▸ **Task directions**
The records underneath are to be repeated exactly, with the pictures left out.

▸ **Extracted material**
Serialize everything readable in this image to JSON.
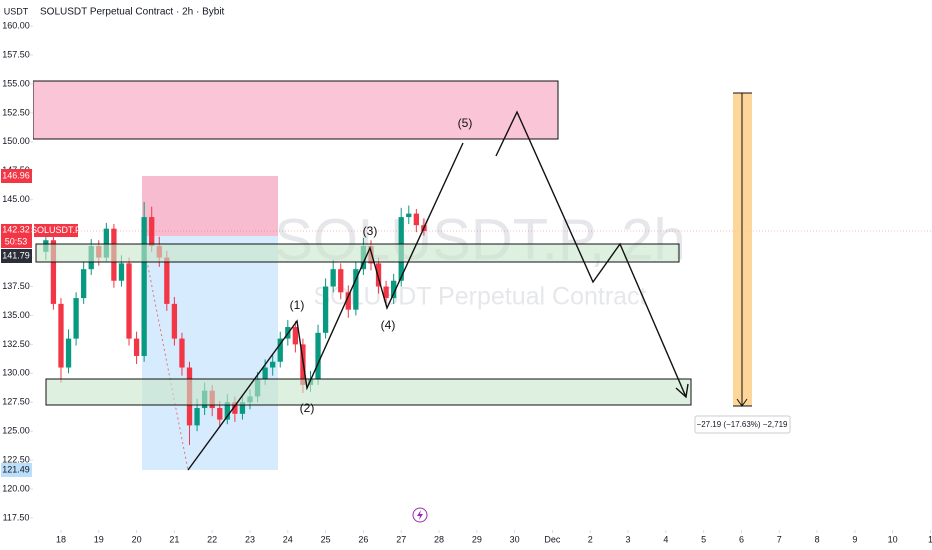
{
  "chart_data": {
    "type": "candlestick",
    "currency": "USDT",
    "title": "SOLUSDT Perpetual Contract · 2h · Bybit",
    "watermark": "SOLUSDT.P, 2h",
    "watermark_subtitle": "SOLUSDT Perpetual Contract",
    "up_color": "#089981",
    "down_color": "#f23645",
    "x": [
      17.6,
      17.8,
      18.0,
      18.2,
      18.4,
      18.6,
      18.8,
      19.0,
      19.2,
      19.4,
      19.6,
      19.8,
      20.0,
      20.2,
      20.4,
      20.6,
      20.8,
      21.0,
      21.2,
      21.4,
      21.6,
      21.8,
      22.0,
      22.2,
      22.4,
      22.6,
      22.8,
      23.0,
      23.2,
      23.4,
      23.6,
      23.8,
      24.0,
      24.2,
      24.4,
      24.6,
      24.8,
      25.0,
      25.2,
      25.4,
      25.6,
      25.8,
      26.0,
      26.2,
      26.4,
      26.6,
      26.8,
      27.0,
      27.2,
      27.4,
      27.6
    ],
    "open": [
      140.5,
      141.5,
      136,
      130.5,
      133,
      136.5,
      139,
      141,
      140,
      142.5,
      138,
      139.5,
      133,
      131.5,
      143.5,
      141,
      140,
      136,
      133,
      130.5,
      125.5,
      127,
      128.5,
      127,
      126,
      127.5,
      126.5,
      127.5,
      128,
      129.5,
      130.5,
      131,
      133,
      134,
      132.5,
      129,
      129.5,
      133.5,
      137.5,
      139,
      137,
      135.5,
      139,
      141,
      139.5,
      137.5,
      136.5,
      138,
      143.5,
      143.8,
      142.8
    ],
    "high": [
      142.2,
      141.9,
      136.5,
      133.8,
      137,
      139.6,
      141.6,
      141.5,
      143,
      142.9,
      140.2,
      140,
      133.6,
      144.8,
      144.4,
      141.8,
      140.6,
      136.6,
      133.5,
      131,
      127.8,
      129.2,
      129,
      127.6,
      128.2,
      128,
      128.1,
      128.6,
      130.1,
      131.2,
      131.7,
      133.6,
      134.6,
      134.5,
      133,
      130.2,
      134.2,
      138.2,
      139.8,
      139.5,
      137.6,
      139.6,
      141.7,
      141.5,
      140,
      138,
      138.6,
      144.3,
      144.5,
      144.2,
      143.4
    ],
    "low": [
      139.8,
      135.5,
      129.2,
      130,
      132.4,
      136,
      138.5,
      139.3,
      139.6,
      137.4,
      137.5,
      132.4,
      130.8,
      131,
      140.5,
      139.2,
      135.4,
      132.4,
      129.8,
      123.8,
      125,
      126.4,
      126.3,
      125.3,
      125.6,
      125.8,
      126,
      126.9,
      127.5,
      129,
      129.8,
      130.5,
      132.4,
      131.8,
      128.3,
      128.4,
      129,
      133,
      137,
      136.4,
      134.8,
      135,
      138.5,
      138.9,
      136.9,
      135.8,
      136,
      137.5,
      142.9,
      142.2,
      141.9
    ],
    "close": [
      141.5,
      136,
      130.5,
      133,
      136.5,
      139,
      141,
      140,
      142.5,
      138,
      139.5,
      133,
      131.5,
      143.5,
      141,
      140,
      136,
      133,
      130.5,
      125.5,
      127,
      128.5,
      127,
      126,
      127.5,
      126.5,
      127.5,
      128,
      129.5,
      130.5,
      131,
      133,
      134,
      132.5,
      129,
      129.5,
      133.5,
      137.5,
      139,
      137,
      135.5,
      139,
      141,
      139.5,
      137.5,
      136.5,
      138,
      143.5,
      143.8,
      142.8,
      142.3
    ],
    "xlim": [
      17.26,
      41.04
    ],
    "xticks": [
      18,
      19,
      20,
      21,
      22,
      23,
      24,
      25,
      26,
      27,
      28,
      29,
      30,
      {
        "value": 31,
        "label": "Dec"
      },
      {
        "value": 32,
        "label": "2"
      },
      {
        "value": 33,
        "label": "3"
      },
      {
        "value": 34,
        "label": "4"
      },
      {
        "value": 35,
        "label": "5"
      },
      {
        "value": 36,
        "label": "6"
      },
      {
        "value": 37,
        "label": "7"
      },
      {
        "value": 38,
        "label": "8"
      },
      {
        "value": 39,
        "label": "9"
      },
      {
        "value": 40,
        "label": "10"
      },
      {
        "value": 41,
        "label": "1"
      }
    ],
    "ylim": [
      116.46,
      162.26
    ],
    "yticks": [
      {
        "value": 117.5,
        "label": "117.50"
      },
      {
        "value": 120,
        "label": "120.00"
      },
      {
        "value": 122.5,
        "label": "122.50"
      },
      {
        "value": 125,
        "label": "125.00"
      },
      {
        "value": 127.5,
        "label": "127.50"
      },
      {
        "value": 130,
        "label": "130.00"
      },
      {
        "value": 132.5,
        "label": "132.50"
      },
      {
        "value": 135,
        "label": "135.00"
      },
      {
        "value": 137.5,
        "label": "137.50"
      },
      {
        "value": 140,
        "label": "140.00"
      },
      {
        "value": 142.5,
        "label": "142.50"
      },
      {
        "value": 145,
        "label": "145.00"
      },
      {
        "value": 147.5,
        "label": "147.50"
      },
      {
        "value": 150,
        "label": "150.00"
      },
      {
        "value": 152.5,
        "label": "152.50"
      },
      {
        "value": 155,
        "label": "155.00"
      },
      {
        "value": 157.5,
        "label": "157.50"
      },
      {
        "value": 160,
        "label": "160.00"
      }
    ],
    "price_tags": {
      "high": 146.96,
      "last": 142.32,
      "countdown": "50:53",
      "symbol": "SOLUSDT.P",
      "level": 141.79,
      "low": 121.49
    },
    "wave_labels": [
      "(1)",
      "(2)",
      "(3)",
      "(4)",
      "(5)"
    ],
    "measure_label": "−27.19 (−17.63%) −2,719"
  }
}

▸ **Task response**
Serialize everything readable in this image to JSON.
{
  "chart_data": {
    "type": "candlestick",
    "currency": "USDT",
    "title": "SOLUSDT Perpetual Contract · 2h · Bybit",
    "watermark": "SOLUSDT.P, 2h",
    "watermark_subtitle": "SOLUSDT Perpetual Contract",
    "up_color": "#089981",
    "down_color": "#f23645",
    "x": [
      17.6,
      17.8,
      18.0,
      18.2,
      18.4,
      18.6,
      18.8,
      19.0,
      19.2,
      19.4,
      19.6,
      19.8,
      20.0,
      20.2,
      20.4,
      20.6,
      20.8,
      21.0,
      21.2,
      21.4,
      21.6,
      21.8,
      22.0,
      22.2,
      22.4,
      22.6,
      22.8,
      23.0,
      23.2,
      23.4,
      23.6,
      23.8,
      24.0,
      24.2,
      24.4,
      24.6,
      24.8,
      25.0,
      25.2,
      25.4,
      25.6,
      25.8,
      26.0,
      26.2,
      26.4,
      26.6,
      26.8,
      27.0,
      27.2,
      27.4,
      27.6
    ],
    "open": [
      140.5,
      141.5,
      136,
      130.5,
      133,
      136.5,
      139,
      141,
      140,
      142.5,
      138,
      139.5,
      133,
      131.5,
      143.5,
      141,
      140,
      136,
      133,
      130.5,
      125.5,
      127,
      128.5,
      127,
      126,
      127.5,
      126.5,
      127.5,
      128,
      129.5,
      130.5,
      131,
      133,
      134,
      132.5,
      129,
      129.5,
      133.5,
      137.5,
      139,
      137,
      135.5,
      139,
      141,
      139.5,
      137.5,
      136.5,
      138,
      143.5,
      143.8,
      142.8
    ],
    "high": [
      142.2,
      141.9,
      136.5,
      133.8,
      137,
      139.6,
      141.6,
      141.5,
      143,
      142.9,
      140.2,
      140,
      133.6,
      144.8,
      144.4,
      141.8,
      140.6,
      136.6,
      133.5,
      131,
      127.8,
      129.2,
      129,
      127.6,
      128.2,
      128,
      128.1,
      128.6,
      130.1,
      131.2,
      131.7,
      133.6,
      134.6,
      134.5,
      133,
      130.2,
      134.2,
      138.2,
      139.8,
      139.5,
      137.6,
      139.6,
      141.7,
      141.5,
      140,
      138,
      138.6,
      144.3,
      144.5,
      144.2,
      143.4
    ],
    "low": [
      139.8,
      135.5,
      129.2,
      130,
      132.4,
      136,
      138.5,
      139.3,
      139.6,
      137.4,
      137.5,
      132.4,
      130.8,
      131,
      140.5,
      139.2,
      135.4,
      132.4,
      129.8,
      123.8,
      125,
      126.4,
      126.3,
      125.3,
      125.6,
      125.8,
      126,
      126.9,
      127.5,
      129,
      129.8,
      130.5,
      132.4,
      131.8,
      128.3,
      128.4,
      129,
      133,
      137,
      136.4,
      134.8,
      135,
      138.5,
      138.9,
      136.9,
      135.8,
      136,
      137.5,
      142.9,
      142.2,
      141.9
    ],
    "close": [
      141.5,
      136,
      130.5,
      133,
      136.5,
      139,
      141,
      140,
      142.5,
      138,
      139.5,
      133,
      131.5,
      143.5,
      141,
      140,
      136,
      133,
      130.5,
      125.5,
      127,
      128.5,
      127,
      126,
      127.5,
      126.5,
      127.5,
      128,
      129.5,
      130.5,
      131,
      133,
      134,
      132.5,
      129,
      129.5,
      133.5,
      137.5,
      139,
      137,
      135.5,
      139,
      141,
      139.5,
      137.5,
      136.5,
      138,
      143.5,
      143.8,
      142.8,
      142.3
    ],
    "xlim": [
      17.26,
      41.04
    ],
    "xticks": [
      18,
      19,
      20,
      21,
      22,
      23,
      24,
      25,
      26,
      27,
      28,
      29,
      30,
      {
        "value": 31,
        "label": "Dec"
      },
      {
        "value": 32,
        "label": "2"
      },
      {
        "value": 33,
        "label": "3"
      },
      {
        "value": 34,
        "label": "4"
      },
      {
        "value": 35,
        "label": "5"
      },
      {
        "value": 36,
        "label": "6"
      },
      {
        "value": 37,
        "label": "7"
      },
      {
        "value": 38,
        "label": "8"
      },
      {
        "value": 39,
        "label": "9"
      },
      {
        "value": 40,
        "label": "10"
      },
      {
        "value": 41,
        "label": "1"
      }
    ],
    "ylim": [
      116.46,
      162.26
    ],
    "yticks": [
      {
        "value": 117.5,
        "label": "117.50"
      },
      {
        "value": 120,
        "label": "120.00"
      },
      {
        "value": 122.5,
        "label": "122.50"
      },
      {
        "value": 125,
        "label": "125.00"
      },
      {
        "value": 127.5,
        "label": "127.50"
      },
      {
        "value": 130,
        "label": "130.00"
      },
      {
        "value": 132.5,
        "label": "132.50"
      },
      {
        "value": 135,
        "label": "135.00"
      },
      {
        "value": 137.5,
        "label": "137.50"
      },
      {
        "value": 140,
        "label": "140.00"
      },
      {
        "value": 142.5,
        "label": "142.50"
      },
      {
        "value": 145,
        "label": "145.00"
      },
      {
        "value": 147.5,
        "label": "147.50"
      },
      {
        "value": 150,
        "label": "150.00"
      },
      {
        "value": 152.5,
        "label": "152.50"
      },
      {
        "value": 155,
        "label": "155.00"
      },
      {
        "value": 157.5,
        "label": "157.50"
      },
      {
        "value": 160,
        "label": "160.00"
      }
    ],
    "price_tags": {
      "high": 146.96,
      "last": 142.32,
      "countdown": "50:53",
      "symbol": "SOLUSDT.P",
      "level": 141.79,
      "low": 121.49
    },
    "wave_labels": [
      "(1)",
      "(2)",
      "(3)",
      "(4)",
      "(5)"
    ],
    "measure_label": "−27.19 (−17.63%) −2,719"
  }
}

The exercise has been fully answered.